[BEGIN]

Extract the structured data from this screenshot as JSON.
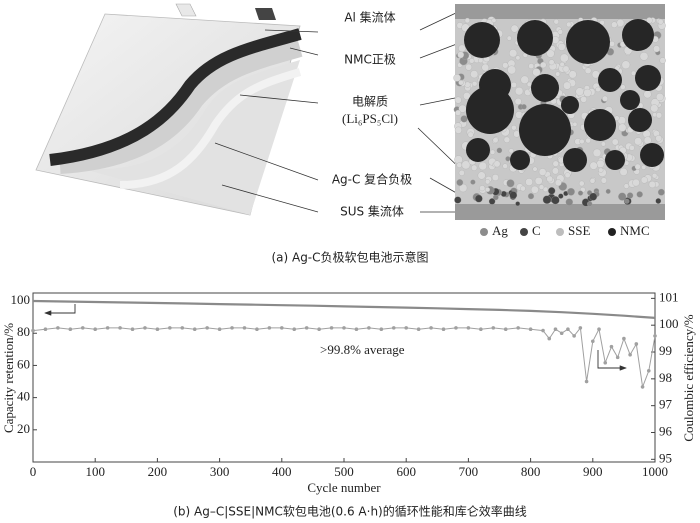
{
  "diagram": {
    "labels": [
      "Al 集流体",
      "NMC正极",
      "电解质",
      "(Li₆PS₅Cl)",
      "Ag-C 复合负极",
      "SUS 集流体"
    ],
    "legend": [
      "Ag",
      "C",
      "SSE",
      "NMC"
    ],
    "caption": "(a) Ag-C负极软包电池示意图"
  },
  "chart_data": {
    "type": "line",
    "xlabel": "Cycle number",
    "ylabel": "Capacity retention/%",
    "y2label": "Coulombic efficiency/%",
    "annotation": ">99.8% average",
    "caption": "(b) Ag–C|SSE|NMC软包电池(0.6 A·h)的循环性能和库仑效率曲线",
    "xlim": [
      0,
      1000
    ],
    "xticks": [
      0,
      100,
      200,
      300,
      400,
      500,
      600,
      700,
      800,
      900,
      1000
    ],
    "ylim": [
      0,
      105
    ],
    "yticks": [
      20,
      40,
      60,
      80,
      100
    ],
    "y2lim": [
      94.9,
      101.2
    ],
    "y2ticks": [
      95,
      96,
      97,
      98,
      99,
      100,
      101
    ],
    "series": [
      {
        "name": "Capacity retention",
        "color": "#8a8a8a",
        "axis": "y",
        "x": [
          0,
          50,
          100,
          150,
          200,
          250,
          300,
          350,
          400,
          450,
          500,
          550,
          600,
          650,
          700,
          750,
          800,
          850,
          900,
          950,
          1000
        ],
        "values": [
          100,
          99.7,
          99.4,
          99.1,
          98.8,
          98.5,
          98.1,
          97.8,
          97.4,
          97.1,
          96.7,
          96.3,
          95.9,
          95.5,
          95,
          94.5,
          93.9,
          93.1,
          92.1,
          90.9,
          89.5
        ]
      },
      {
        "name": "Coulombic efficiency",
        "color": "#a0a0a0",
        "axis": "y2",
        "x": [
          0,
          20,
          40,
          60,
          80,
          100,
          120,
          140,
          160,
          180,
          200,
          220,
          240,
          260,
          280,
          300,
          320,
          340,
          360,
          380,
          400,
          420,
          440,
          460,
          480,
          500,
          520,
          540,
          560,
          580,
          600,
          620,
          640,
          660,
          680,
          700,
          720,
          740,
          760,
          780,
          800,
          820,
          830,
          840,
          850,
          860,
          870,
          880,
          890,
          900,
          910,
          920,
          930,
          940,
          950,
          960,
          970,
          980,
          990,
          1000
        ],
        "values": [
          99.8,
          99.85,
          99.9,
          99.85,
          99.9,
          99.85,
          99.9,
          99.9,
          99.85,
          99.9,
          99.85,
          99.9,
          99.9,
          99.85,
          99.9,
          99.85,
          99.9,
          99.9,
          99.85,
          99.9,
          99.9,
          99.85,
          99.9,
          99.85,
          99.9,
          99.9,
          99.85,
          99.9,
          99.85,
          99.9,
          99.9,
          99.85,
          99.9,
          99.85,
          99.9,
          99.9,
          99.85,
          99.9,
          99.85,
          99.9,
          99.85,
          99.8,
          99.5,
          99.85,
          99.7,
          99.85,
          99.6,
          99.9,
          97.9,
          99.4,
          99.85,
          98.6,
          99.2,
          98.8,
          99.5,
          98.9,
          99.3,
          97.7,
          98.3,
          99.6
        ]
      }
    ]
  }
}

[END]

§ **Exercise task**: Check each line of the material above for "caption" and say how many lines contain it, giving the number alone.

§ **Output of the exercise**: 2